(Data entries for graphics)
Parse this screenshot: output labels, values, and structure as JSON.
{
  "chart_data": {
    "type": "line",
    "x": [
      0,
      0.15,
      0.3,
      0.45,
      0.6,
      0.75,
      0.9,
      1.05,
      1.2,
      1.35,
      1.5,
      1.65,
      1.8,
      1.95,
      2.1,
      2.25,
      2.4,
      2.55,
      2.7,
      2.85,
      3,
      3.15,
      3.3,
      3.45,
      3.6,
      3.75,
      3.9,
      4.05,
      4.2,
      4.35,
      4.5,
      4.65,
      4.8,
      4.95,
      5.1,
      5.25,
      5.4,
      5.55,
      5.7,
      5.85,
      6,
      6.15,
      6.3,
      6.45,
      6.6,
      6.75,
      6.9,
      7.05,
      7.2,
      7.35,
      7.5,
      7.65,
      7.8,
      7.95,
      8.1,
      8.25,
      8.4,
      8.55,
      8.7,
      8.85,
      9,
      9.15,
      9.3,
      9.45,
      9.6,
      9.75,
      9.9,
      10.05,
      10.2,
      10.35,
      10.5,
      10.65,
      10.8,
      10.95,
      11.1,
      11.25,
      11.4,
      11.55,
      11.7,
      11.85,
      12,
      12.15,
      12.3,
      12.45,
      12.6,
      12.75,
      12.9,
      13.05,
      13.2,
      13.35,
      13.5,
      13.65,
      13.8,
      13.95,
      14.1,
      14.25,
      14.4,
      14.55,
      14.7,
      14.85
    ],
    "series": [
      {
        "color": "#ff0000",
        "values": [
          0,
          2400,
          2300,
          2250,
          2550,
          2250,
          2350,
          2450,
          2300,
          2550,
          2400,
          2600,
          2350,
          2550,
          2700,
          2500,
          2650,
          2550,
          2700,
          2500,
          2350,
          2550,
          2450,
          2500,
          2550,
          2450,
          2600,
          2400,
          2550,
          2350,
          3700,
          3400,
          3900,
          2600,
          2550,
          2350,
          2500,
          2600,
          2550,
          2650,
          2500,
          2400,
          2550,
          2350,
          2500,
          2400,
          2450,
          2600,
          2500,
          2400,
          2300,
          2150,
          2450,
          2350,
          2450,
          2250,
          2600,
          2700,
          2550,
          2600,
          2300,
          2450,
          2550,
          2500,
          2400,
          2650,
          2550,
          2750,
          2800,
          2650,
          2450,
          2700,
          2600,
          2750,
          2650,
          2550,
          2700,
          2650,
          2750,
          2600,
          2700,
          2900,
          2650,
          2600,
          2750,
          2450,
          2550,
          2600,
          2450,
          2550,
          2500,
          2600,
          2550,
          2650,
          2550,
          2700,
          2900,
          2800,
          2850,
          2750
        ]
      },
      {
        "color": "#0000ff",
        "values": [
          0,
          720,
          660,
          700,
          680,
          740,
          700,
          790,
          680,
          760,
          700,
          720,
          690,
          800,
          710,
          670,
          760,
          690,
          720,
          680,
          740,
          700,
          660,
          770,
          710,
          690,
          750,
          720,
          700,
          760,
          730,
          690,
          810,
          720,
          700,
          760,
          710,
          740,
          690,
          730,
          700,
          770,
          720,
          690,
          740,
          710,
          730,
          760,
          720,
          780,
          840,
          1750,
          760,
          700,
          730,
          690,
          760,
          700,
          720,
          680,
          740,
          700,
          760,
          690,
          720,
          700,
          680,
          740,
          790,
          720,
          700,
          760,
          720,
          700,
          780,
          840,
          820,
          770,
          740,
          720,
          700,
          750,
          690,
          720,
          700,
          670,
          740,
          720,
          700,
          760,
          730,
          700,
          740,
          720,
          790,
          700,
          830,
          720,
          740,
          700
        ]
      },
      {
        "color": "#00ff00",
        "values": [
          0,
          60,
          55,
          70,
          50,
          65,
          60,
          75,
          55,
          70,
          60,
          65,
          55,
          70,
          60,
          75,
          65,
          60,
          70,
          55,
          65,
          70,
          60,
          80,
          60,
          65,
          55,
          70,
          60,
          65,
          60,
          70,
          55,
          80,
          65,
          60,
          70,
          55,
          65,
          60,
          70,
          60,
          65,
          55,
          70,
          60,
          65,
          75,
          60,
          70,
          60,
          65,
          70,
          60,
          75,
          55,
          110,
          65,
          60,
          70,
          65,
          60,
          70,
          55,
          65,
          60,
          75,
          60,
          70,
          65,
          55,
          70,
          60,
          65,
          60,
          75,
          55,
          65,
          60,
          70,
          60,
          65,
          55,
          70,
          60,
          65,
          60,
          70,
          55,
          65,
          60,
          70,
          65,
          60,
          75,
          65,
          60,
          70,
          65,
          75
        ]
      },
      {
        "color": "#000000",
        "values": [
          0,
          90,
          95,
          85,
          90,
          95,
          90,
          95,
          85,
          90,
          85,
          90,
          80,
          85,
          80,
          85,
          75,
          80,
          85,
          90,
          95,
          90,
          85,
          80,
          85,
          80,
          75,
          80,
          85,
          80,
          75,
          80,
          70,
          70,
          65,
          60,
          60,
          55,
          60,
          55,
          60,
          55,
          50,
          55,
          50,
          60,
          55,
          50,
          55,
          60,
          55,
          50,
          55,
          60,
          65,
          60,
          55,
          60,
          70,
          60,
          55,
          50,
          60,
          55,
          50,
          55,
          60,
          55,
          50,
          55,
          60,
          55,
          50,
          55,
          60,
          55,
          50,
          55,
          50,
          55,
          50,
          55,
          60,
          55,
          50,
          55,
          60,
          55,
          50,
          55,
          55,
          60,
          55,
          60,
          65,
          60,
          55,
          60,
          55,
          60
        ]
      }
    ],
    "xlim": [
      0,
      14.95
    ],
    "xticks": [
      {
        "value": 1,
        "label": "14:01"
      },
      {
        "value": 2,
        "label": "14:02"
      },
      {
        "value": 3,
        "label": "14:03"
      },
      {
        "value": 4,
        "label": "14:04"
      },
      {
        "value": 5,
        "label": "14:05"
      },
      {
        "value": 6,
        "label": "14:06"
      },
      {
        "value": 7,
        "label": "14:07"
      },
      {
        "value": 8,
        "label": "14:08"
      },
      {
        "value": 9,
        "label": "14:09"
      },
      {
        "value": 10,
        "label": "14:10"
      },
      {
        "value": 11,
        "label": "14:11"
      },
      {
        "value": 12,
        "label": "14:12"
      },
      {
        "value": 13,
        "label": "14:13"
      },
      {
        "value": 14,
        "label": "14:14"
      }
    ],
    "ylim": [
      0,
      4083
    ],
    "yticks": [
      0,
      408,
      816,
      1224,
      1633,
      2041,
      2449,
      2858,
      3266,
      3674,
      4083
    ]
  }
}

• _AIM OF THE EXERCISE_
Find the word "color" in the data and show each line that holds it.

• _TASK OUTPUT_
        "color": "#ff0000",
        "color": "#0000ff",
        "color": "#00ff00",
        "color": "#000000",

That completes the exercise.